WHAT IS BEING ASKED » Repeat exactly the lines below from the line that contains "Extract the structured" to the last line, inclusive, without the pictures.

Stored data
○ ○ ○ ○

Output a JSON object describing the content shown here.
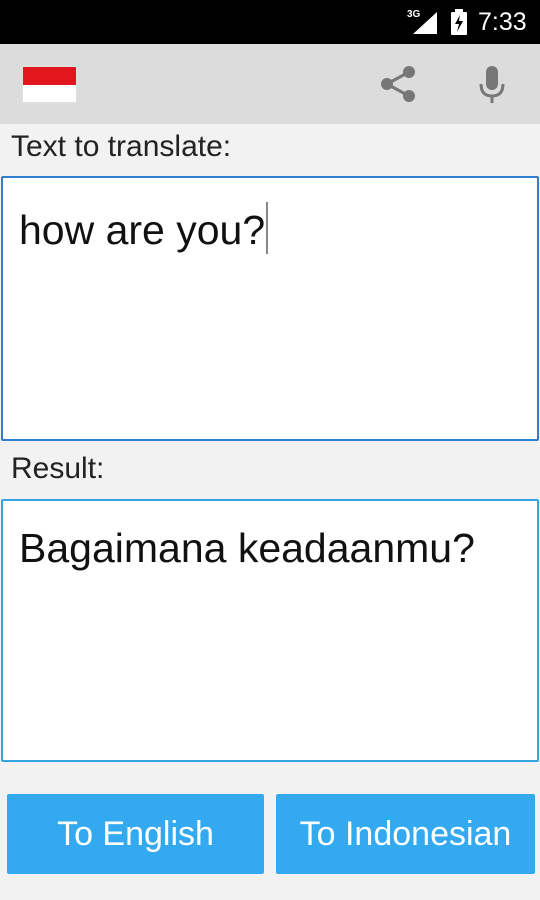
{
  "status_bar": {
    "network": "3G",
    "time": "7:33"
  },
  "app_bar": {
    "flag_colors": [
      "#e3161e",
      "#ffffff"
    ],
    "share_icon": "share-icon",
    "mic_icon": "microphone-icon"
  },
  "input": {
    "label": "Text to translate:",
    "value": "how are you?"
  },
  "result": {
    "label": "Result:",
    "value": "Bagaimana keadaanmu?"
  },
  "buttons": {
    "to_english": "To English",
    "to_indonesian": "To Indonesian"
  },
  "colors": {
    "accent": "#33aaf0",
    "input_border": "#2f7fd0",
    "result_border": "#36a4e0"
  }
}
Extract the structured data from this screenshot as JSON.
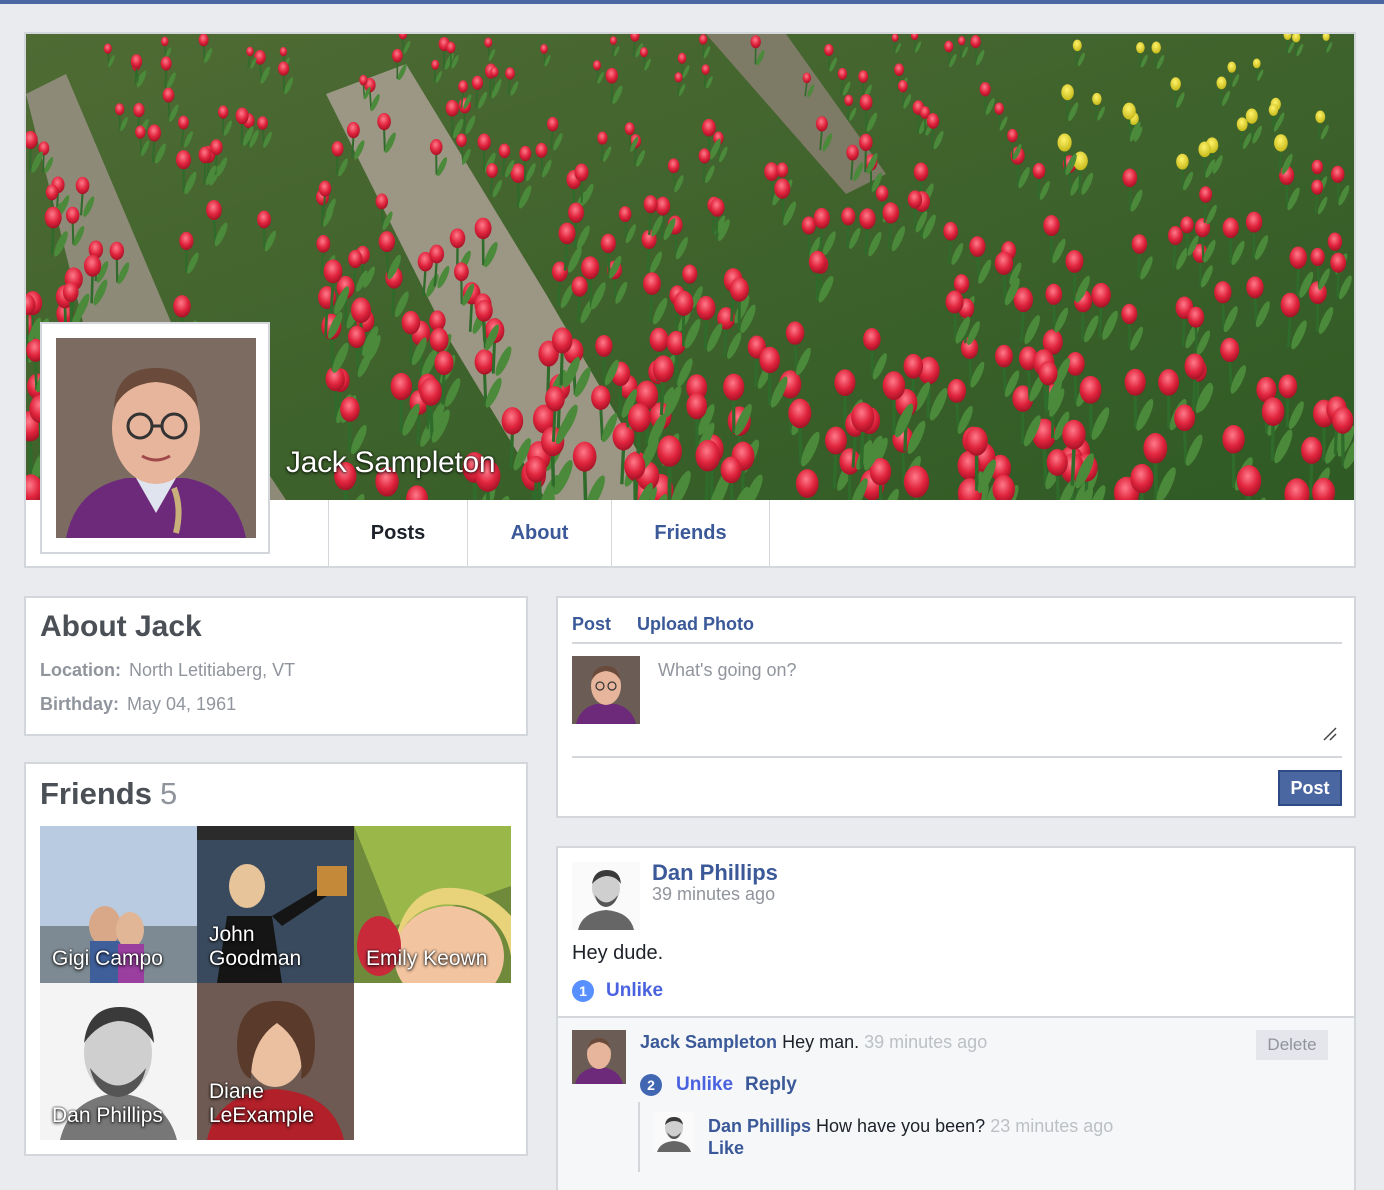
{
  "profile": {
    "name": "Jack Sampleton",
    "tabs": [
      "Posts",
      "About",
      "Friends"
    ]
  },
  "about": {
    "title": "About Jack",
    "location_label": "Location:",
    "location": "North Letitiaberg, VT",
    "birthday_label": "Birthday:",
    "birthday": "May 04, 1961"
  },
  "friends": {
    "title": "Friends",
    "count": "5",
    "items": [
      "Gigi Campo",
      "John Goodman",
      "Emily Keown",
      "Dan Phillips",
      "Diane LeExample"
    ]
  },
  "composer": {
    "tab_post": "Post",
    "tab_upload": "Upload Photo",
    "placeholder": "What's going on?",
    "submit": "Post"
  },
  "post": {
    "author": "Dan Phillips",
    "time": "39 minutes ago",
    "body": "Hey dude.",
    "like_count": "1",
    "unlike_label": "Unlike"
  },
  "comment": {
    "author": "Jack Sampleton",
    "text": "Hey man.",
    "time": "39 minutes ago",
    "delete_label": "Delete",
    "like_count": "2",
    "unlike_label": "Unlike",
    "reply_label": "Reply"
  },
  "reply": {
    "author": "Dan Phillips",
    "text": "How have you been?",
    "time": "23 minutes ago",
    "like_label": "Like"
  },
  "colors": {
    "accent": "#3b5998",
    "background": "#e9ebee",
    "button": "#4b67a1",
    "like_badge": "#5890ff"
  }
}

○ ○ ○ ○

EXERCISE OUTPUT »
Extract the structured data from this screenshot as JSON.
{
  "profile": {
    "name": "Jack Sampleton",
    "tabs": [
      "Posts",
      "About",
      "Friends"
    ]
  },
  "about": {
    "title": "About Jack",
    "location_label": "Location:",
    "location": "North Letitiaberg, VT",
    "birthday_label": "Birthday:",
    "birthday": "May 04, 1961"
  },
  "friends": {
    "title": "Friends",
    "count": "5",
    "items": [
      "Gigi Campo",
      "John Goodman",
      "Emily Keown",
      "Dan Phillips",
      "Diane LeExample"
    ]
  },
  "composer": {
    "tab_post": "Post",
    "tab_upload": "Upload Photo",
    "placeholder": "What's going on?",
    "submit": "Post"
  },
  "post": {
    "author": "Dan Phillips",
    "time": "39 minutes ago",
    "body": "Hey dude.",
    "like_count": "1",
    "unlike_label": "Unlike"
  },
  "comment": {
    "author": "Jack Sampleton",
    "text": "Hey man.",
    "time": "39 minutes ago",
    "delete_label": "Delete",
    "like_count": "2",
    "unlike_label": "Unlike",
    "reply_label": "Reply"
  },
  "reply": {
    "author": "Dan Phillips",
    "text": "How have you been?",
    "time": "23 minutes ago",
    "like_label": "Like"
  },
  "colors": {
    "accent": "#3b5998",
    "background": "#e9ebee",
    "button": "#4b67a1",
    "like_badge": "#5890ff"
  }
}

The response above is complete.